__Saved data entries__:
= = =
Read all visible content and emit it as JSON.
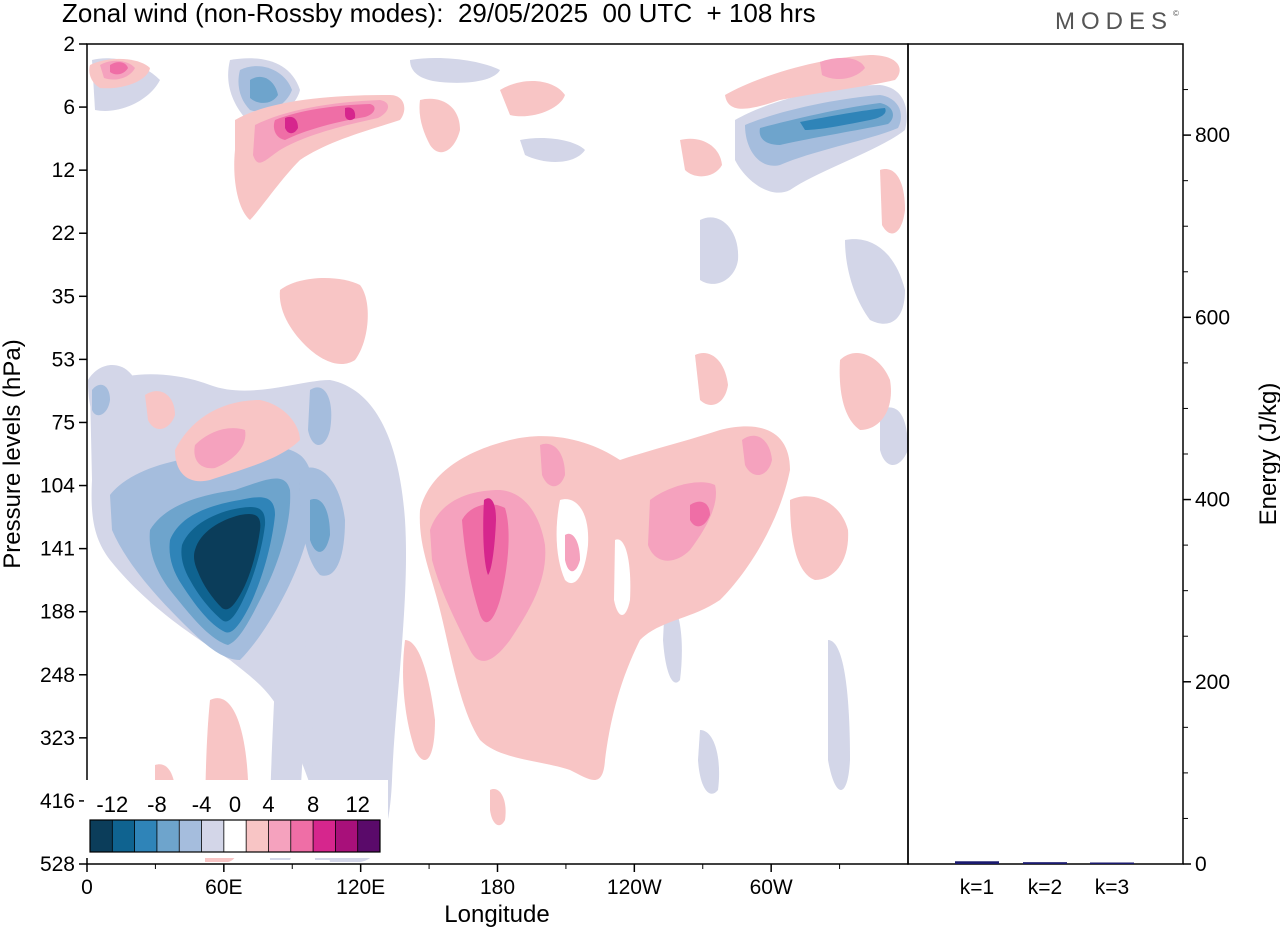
{
  "chart_data": [
    {
      "type": "heatmap",
      "title": "Zonal wind (non-Rossby modes):  29/05/2025  00 UTC  + 108 hrs",
      "xlabel": "Longitude",
      "ylabel": "Pressure levels (hPa)",
      "x_ticks": [
        "0",
        "60E",
        "120E",
        "180",
        "120W",
        "60W"
      ],
      "x_tick_values": [
        0,
        60,
        120,
        180,
        240,
        300
      ],
      "x_range": [
        0,
        360
      ],
      "y_ticks": [
        2,
        6,
        12,
        22,
        35,
        53,
        75,
        104,
        141,
        188,
        248,
        323,
        416,
        528
      ],
      "y_scale": "model levels (nonlinear)",
      "colorbar": {
        "labels": [
          "-12",
          "-8",
          "-4",
          "0",
          "4",
          "8",
          "12"
        ],
        "bounds": [
          -14,
          -12,
          -10,
          -8,
          -6,
          -4,
          -2,
          2,
          4,
          6,
          8,
          10,
          12,
          14
        ],
        "colors": [
          "#0b3d5a",
          "#0f6390",
          "#2f84b8",
          "#6ea4cc",
          "#a5bddd",
          "#d3d6e8",
          "#ffffff",
          "#f8c5c5",
          "#f5a2be",
          "#ef6ea6",
          "#d6268d",
          "#a8107a",
          "#5a0a6a"
        ]
      },
      "features": [
        {
          "name": "negative core",
          "lon": [
            40,
            75
          ],
          "level": [
            104,
            188
          ],
          "value": -14
        },
        {
          "name": "positive core",
          "lon": [
            165,
            190
          ],
          "level": [
            104,
            248
          ],
          "value": 10
        },
        {
          "name": "stratospheric positive band",
          "lon": [
            40,
            140
          ],
          "level": [
            6,
            12
          ],
          "value": 8
        },
        {
          "name": "stratospheric negative band",
          "lon": [
            290,
            360
          ],
          "level": [
            6,
            12
          ],
          "value": -6
        }
      ]
    },
    {
      "type": "bar",
      "ylabel": "Energy (J/kg)",
      "categories": [
        "k=1",
        "k=2",
        "k=3"
      ],
      "values": [
        3,
        2,
        0.5
      ],
      "ylim": [
        0,
        900
      ],
      "y_ticks": [
        0,
        200,
        400,
        600,
        800
      ],
      "bar_color": "#1a1a6e"
    }
  ],
  "logo": "MODES",
  "logo_mark": "©"
}
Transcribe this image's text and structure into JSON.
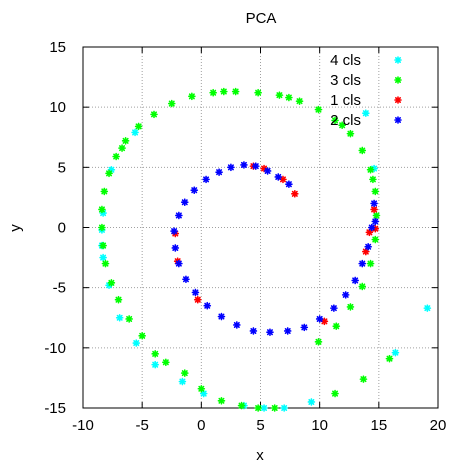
{
  "chart_data": {
    "type": "scatter",
    "title": "PCA",
    "xlabel": "x",
    "ylabel": "y",
    "xlim": [
      -10,
      20
    ],
    "ylim": [
      -15,
      15
    ],
    "xticks": [
      -10,
      -5,
      0,
      5,
      10,
      15,
      20
    ],
    "yticks": [
      -15,
      -10,
      -5,
      0,
      5,
      10,
      15
    ],
    "grid": true,
    "legend_position": "top-right",
    "marker": "*",
    "series": [
      {
        "name": "4 cls",
        "color": "#00ffff",
        "points": [
          [
            19.1,
            -6.7
          ],
          [
            16.4,
            -10.4
          ],
          [
            9.3,
            -14.5
          ],
          [
            7.0,
            -15.0
          ],
          [
            5.3,
            -15.0
          ],
          [
            3.6,
            -14.8
          ],
          [
            0.2,
            -13.8
          ],
          [
            -1.6,
            -12.8
          ],
          [
            -3.9,
            -11.4
          ],
          [
            -5.5,
            -9.6
          ],
          [
            -6.9,
            -7.5
          ],
          [
            -7.8,
            -4.8
          ],
          [
            -8.3,
            -2.5
          ],
          [
            -8.4,
            -0.2
          ],
          [
            -8.3,
            1.2
          ],
          [
            -7.6,
            4.8
          ],
          [
            -5.6,
            7.9
          ],
          [
            13.9,
            9.5
          ],
          [
            14.6,
            4.9
          ],
          [
            -8.4,
            -1.5
          ]
        ]
      },
      {
        "name": "3 cls",
        "color": "#00ff00",
        "points": [
          [
            -8.4,
            0.0
          ],
          [
            -8.4,
            1.5
          ],
          [
            -8.2,
            3.0
          ],
          [
            -7.8,
            4.5
          ],
          [
            -7.2,
            5.9
          ],
          [
            -6.4,
            7.2
          ],
          [
            -5.3,
            8.4
          ],
          [
            -4.0,
            9.4
          ],
          [
            -2.5,
            10.3
          ],
          [
            -0.8,
            10.9
          ],
          [
            1.0,
            11.2
          ],
          [
            2.9,
            11.3
          ],
          [
            4.8,
            11.2
          ],
          [
            6.6,
            11.0
          ],
          [
            8.3,
            10.5
          ],
          [
            9.9,
            9.8
          ],
          [
            11.3,
            8.9
          ],
          [
            12.6,
            7.8
          ],
          [
            13.6,
            6.4
          ],
          [
            14.3,
            4.8
          ],
          [
            14.7,
            3.0
          ],
          [
            14.8,
            1.0
          ],
          [
            14.7,
            -1.0
          ],
          [
            14.3,
            -3.0
          ],
          [
            13.6,
            -4.9
          ],
          [
            12.6,
            -6.6
          ],
          [
            11.4,
            -8.2
          ],
          [
            9.9,
            -9.5
          ],
          [
            -8.3,
            -1.5
          ],
          [
            -8.1,
            -3.0
          ],
          [
            -7.6,
            -4.6
          ],
          [
            -7.0,
            -6.0
          ],
          [
            -6.1,
            -7.6
          ],
          [
            -5.0,
            -9.0
          ],
          [
            -3.9,
            -10.5
          ],
          [
            -3.0,
            -11.2
          ],
          [
            -1.4,
            -12.1
          ],
          [
            0.0,
            -13.4
          ],
          [
            1.7,
            -14.4
          ],
          [
            3.4,
            -14.8
          ],
          [
            4.8,
            -15.0
          ],
          [
            6.2,
            -15.0
          ],
          [
            11.3,
            -13.8
          ],
          [
            13.7,
            -12.6
          ],
          [
            15.9,
            -10.9
          ],
          [
            -6.7,
            6.6
          ],
          [
            1.9,
            11.3
          ],
          [
            7.4,
            10.8
          ],
          [
            11.9,
            8.5
          ],
          [
            14.5,
            4.0
          ]
        ]
      },
      {
        "name": "1 cls",
        "color": "#ff0000",
        "points": [
          [
            7.9,
            2.8
          ],
          [
            6.9,
            4.0
          ],
          [
            5.3,
            4.9
          ],
          [
            4.4,
            5.1
          ],
          [
            -2.0,
            -2.8
          ],
          [
            -0.3,
            -6.0
          ],
          [
            10.4,
            -7.8
          ],
          [
            13.9,
            -2.0
          ],
          [
            14.2,
            -0.4
          ],
          [
            14.6,
            1.5
          ],
          [
            14.7,
            -0.1
          ],
          [
            -2.2,
            -0.5
          ]
        ]
      },
      {
        "name": "2 cls",
        "color": "#0000ff",
        "points": [
          [
            7.4,
            3.6
          ],
          [
            6.5,
            4.2
          ],
          [
            5.6,
            4.7
          ],
          [
            4.6,
            5.1
          ],
          [
            3.6,
            5.2
          ],
          [
            2.5,
            5.0
          ],
          [
            1.5,
            4.6
          ],
          [
            0.4,
            4.0
          ],
          [
            -0.6,
            3.1
          ],
          [
            -1.4,
            2.1
          ],
          [
            -1.9,
            1.0
          ],
          [
            -2.3,
            -0.3
          ],
          [
            -2.2,
            -1.7
          ],
          [
            -1.9,
            -3.0
          ],
          [
            -1.3,
            -4.3
          ],
          [
            -0.5,
            -5.4
          ],
          [
            0.5,
            -6.5
          ],
          [
            1.7,
            -7.4
          ],
          [
            3.0,
            -8.1
          ],
          [
            4.4,
            -8.6
          ],
          [
            5.8,
            -8.7
          ],
          [
            7.3,
            -8.6
          ],
          [
            8.7,
            -8.3
          ],
          [
            10.0,
            -7.6
          ],
          [
            11.2,
            -6.7
          ],
          [
            12.2,
            -5.6
          ],
          [
            13.0,
            -4.4
          ],
          [
            13.6,
            -3.0
          ],
          [
            14.1,
            -1.6
          ],
          [
            14.4,
            0.0
          ],
          [
            14.6,
            2.0
          ],
          [
            14.7,
            0.5
          ]
        ]
      }
    ]
  }
}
= = =
__INSTRUCTIONS TO FOLLOW__: Count how many lines in the data above hold the string "negative", and give the number with no other words.

__WRITTEN REPLY__: 2